Records to use =>

+---+

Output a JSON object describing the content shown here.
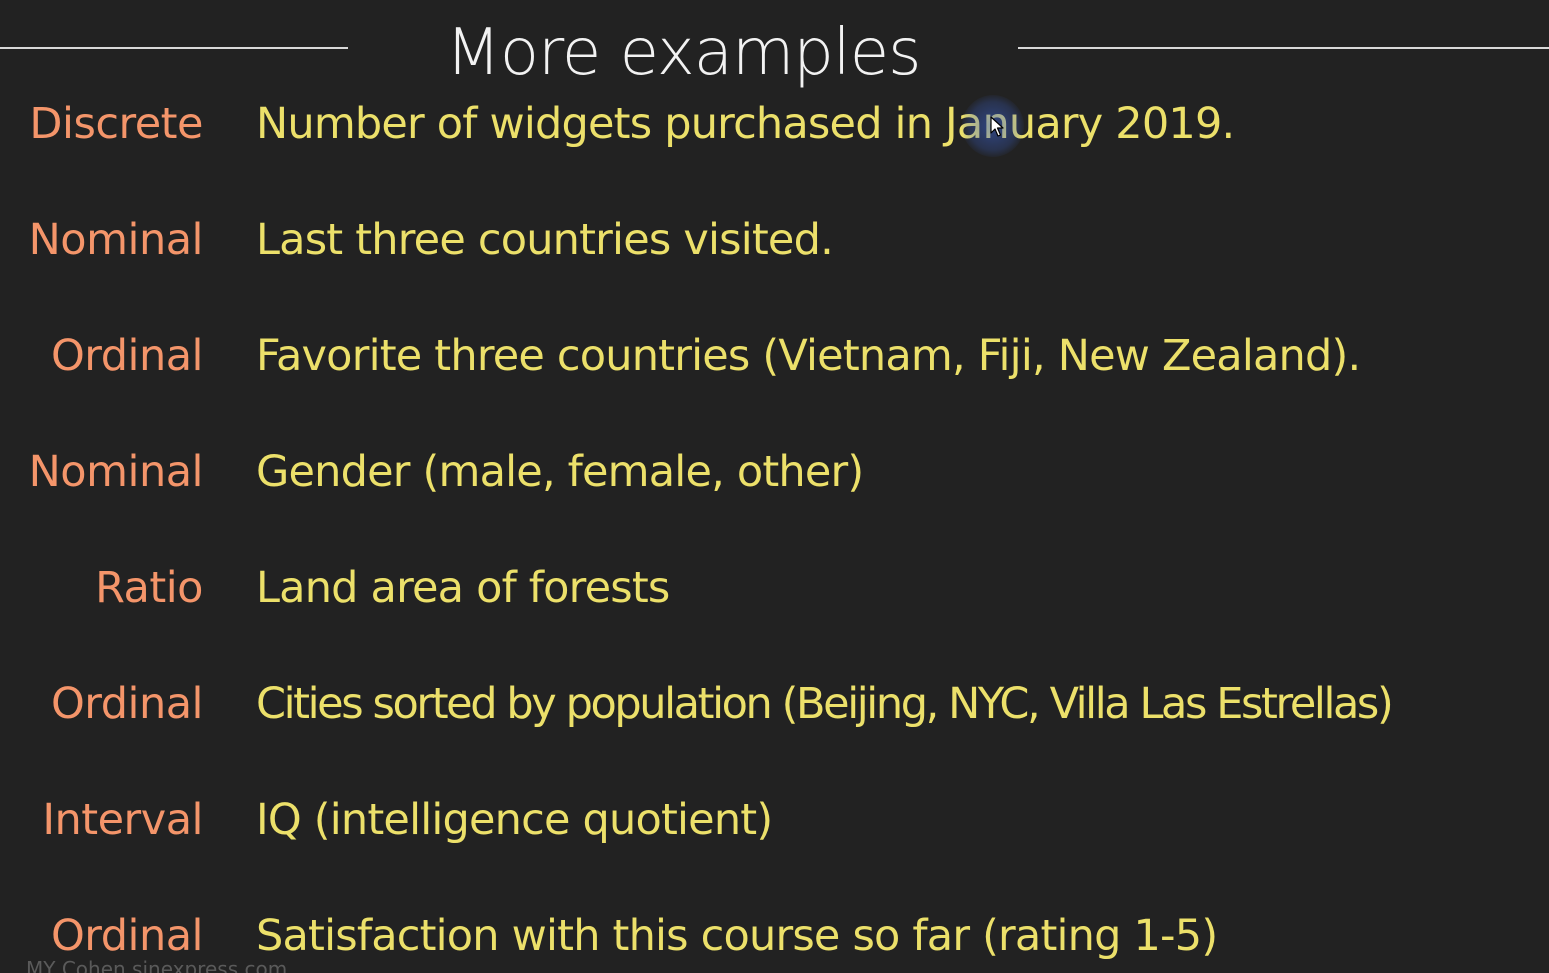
{
  "slide": {
    "title": "More examples",
    "rows": [
      {
        "label": "Discrete",
        "desc": "Number of widgets purchased in January 2019."
      },
      {
        "label": "Nominal",
        "desc": "Last three countries visited."
      },
      {
        "label": "Ordinal",
        "desc": "Favorite three countries (Vietnam, Fiji, New Zealand)."
      },
      {
        "label": "Nominal",
        "desc": "Gender (male, female, other)"
      },
      {
        "label": "Ratio",
        "desc": "Land area of forests"
      },
      {
        "label": "Ordinal",
        "desc": "Cities sorted by population (Beijing, NYC, Villa Las Estrellas)"
      },
      {
        "label": "Interval",
        "desc": "IQ (intelligence quotient)"
      },
      {
        "label": "Ordinal",
        "desc": "Satisfaction with this course so far (rating 1-5)"
      }
    ],
    "footer": "MY Cohen    sinexpress.com"
  },
  "colors": {
    "background": "#222222",
    "title": "#f2f2f2",
    "label": "#f4956a",
    "description": "#ece06a",
    "rule": "#d8d8d8"
  },
  "icons": {
    "cursor": "mouse-pointer-icon"
  }
}
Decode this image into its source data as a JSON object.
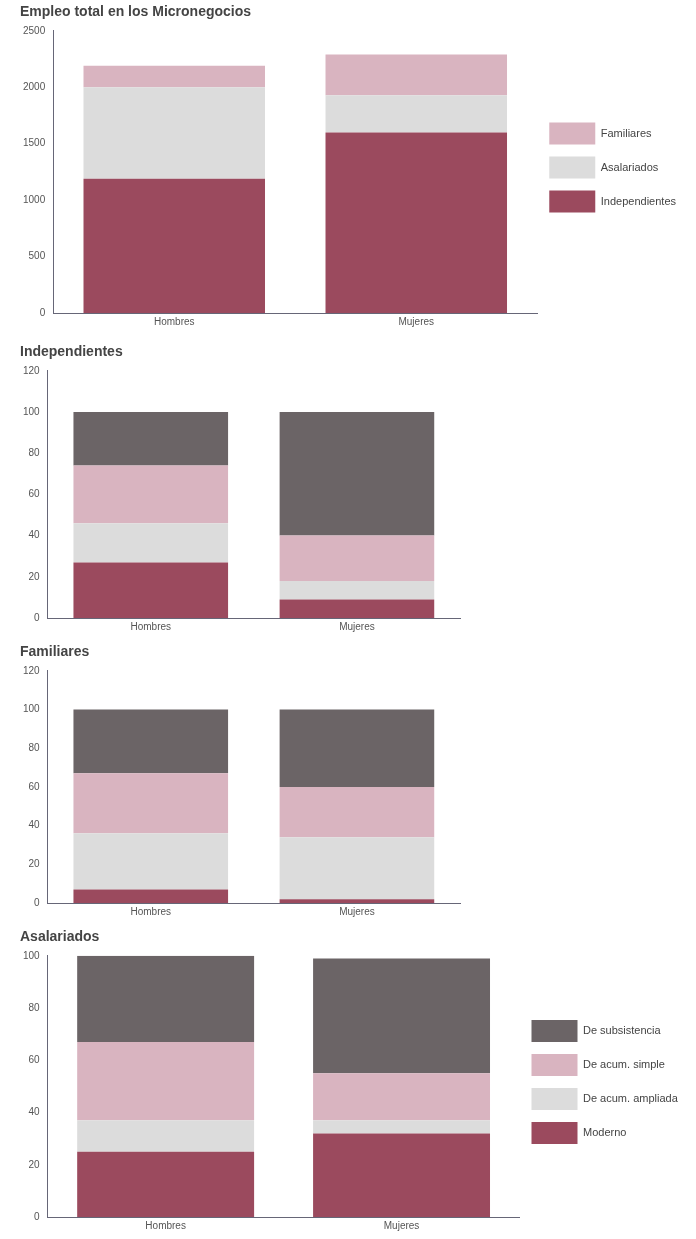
{
  "chart_data": [
    {
      "type": "bar",
      "title": "Empleo total en los Micronegocios",
      "categories": [
        "Hombres",
        "Mujeres"
      ],
      "stacked": true,
      "ylim": [
        0,
        2500
      ],
      "yticks": [
        0,
        500,
        1000,
        1500,
        2000,
        2500
      ],
      "grid": false,
      "legend": "right",
      "series": [
        {
          "name": "Independientes",
          "color": "#9b4a5e",
          "values": [
            1190,
            1600
          ]
        },
        {
          "name": "Asalariados",
          "color": "#dcdcdc",
          "values": [
            810,
            330
          ]
        },
        {
          "name": "Familiares",
          "color": "#d9b4c0",
          "values": [
            190,
            360
          ]
        }
      ]
    },
    {
      "type": "bar",
      "title": "Independientes",
      "categories": [
        "Hombres",
        "Mujeres"
      ],
      "stacked": true,
      "ylim": [
        0,
        120
      ],
      "yticks": [
        0,
        20,
        40,
        60,
        80,
        100,
        120
      ],
      "grid": false,
      "legend": false,
      "series": [
        {
          "color": "#9b4a5e",
          "values": [
            27,
            9
          ]
        },
        {
          "color": "#dcdcdc",
          "values": [
            19,
            9
          ]
        },
        {
          "color": "#d9b4c0",
          "values": [
            28,
            22
          ]
        },
        {
          "color": "#6b6466",
          "values": [
            26,
            60
          ]
        }
      ]
    },
    {
      "type": "bar",
      "title": "Familiares",
      "categories": [
        "Hombres",
        "Mujeres"
      ],
      "stacked": true,
      "ylim": [
        0,
        120
      ],
      "yticks": [
        0,
        20,
        40,
        60,
        80,
        100,
        120
      ],
      "grid": false,
      "legend": false,
      "series": [
        {
          "color": "#9b4a5e",
          "values": [
            7,
            2
          ]
        },
        {
          "color": "#dcdcdc",
          "values": [
            29,
            32
          ]
        },
        {
          "color": "#d9b4c0",
          "values": [
            31,
            26
          ]
        },
        {
          "color": "#6b6466",
          "values": [
            33,
            40
          ]
        }
      ]
    },
    {
      "type": "bar",
      "title": "Asalariados",
      "categories": [
        "Hombres",
        "Mujeres"
      ],
      "stacked": true,
      "ylim": [
        0,
        100
      ],
      "yticks": [
        0,
        20,
        40,
        60,
        80,
        100
      ],
      "grid": false,
      "legend": "right",
      "series": [
        {
          "name": "Moderno",
          "color": "#9b4a5e",
          "values": [
            25,
            32
          ]
        },
        {
          "name": "De acum. ampliada",
          "color": "#dcdcdc",
          "values": [
            12,
            5
          ]
        },
        {
          "name": "De acum. simple",
          "color": "#d9b4c0",
          "values": [
            30,
            18
          ]
        },
        {
          "name": "De subsistencia",
          "color": "#6b6466",
          "values": [
            33,
            44
          ]
        }
      ]
    }
  ]
}
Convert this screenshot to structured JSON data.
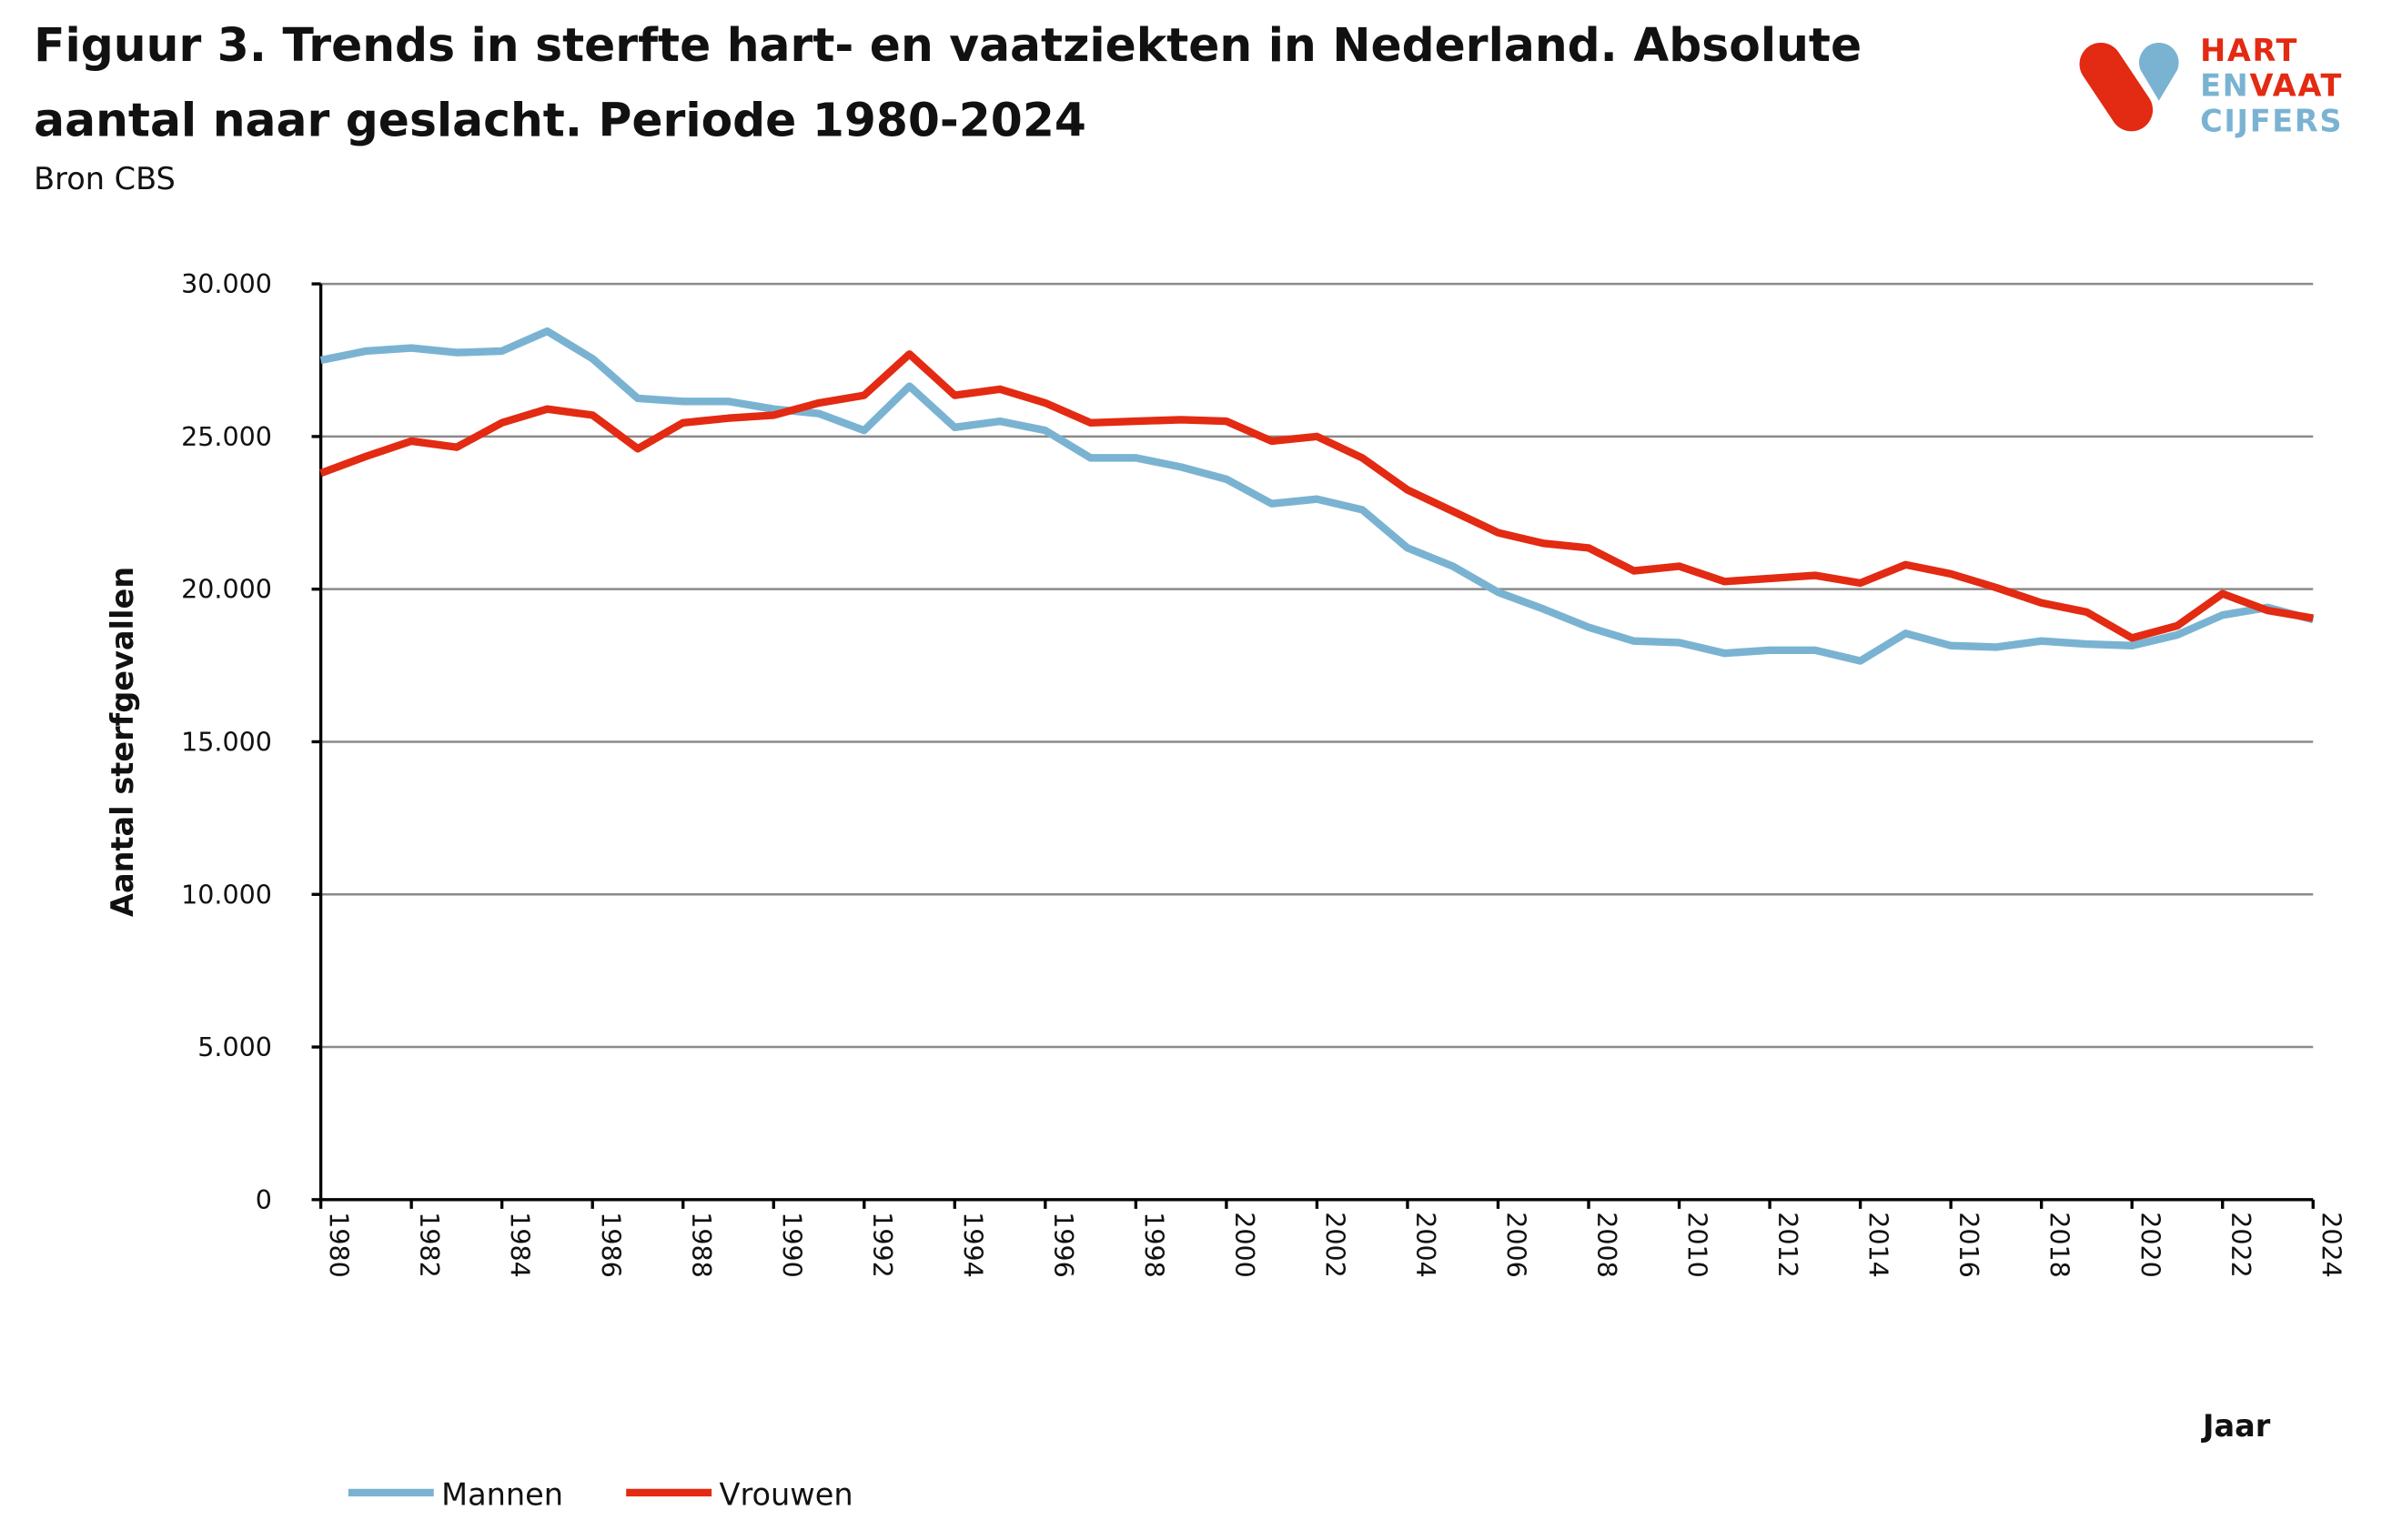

+---+

Problem statement => Copy every line of the records above that holds the word "name".

Full solution =>
          "name": "Independientes",
          "name": "Asalariados",
          "name": "Familiares",
          "name": "Moderno",
          "name": "De acum. ampliada",
          "name": "De acum. simple",
          "name": "De subsistencia",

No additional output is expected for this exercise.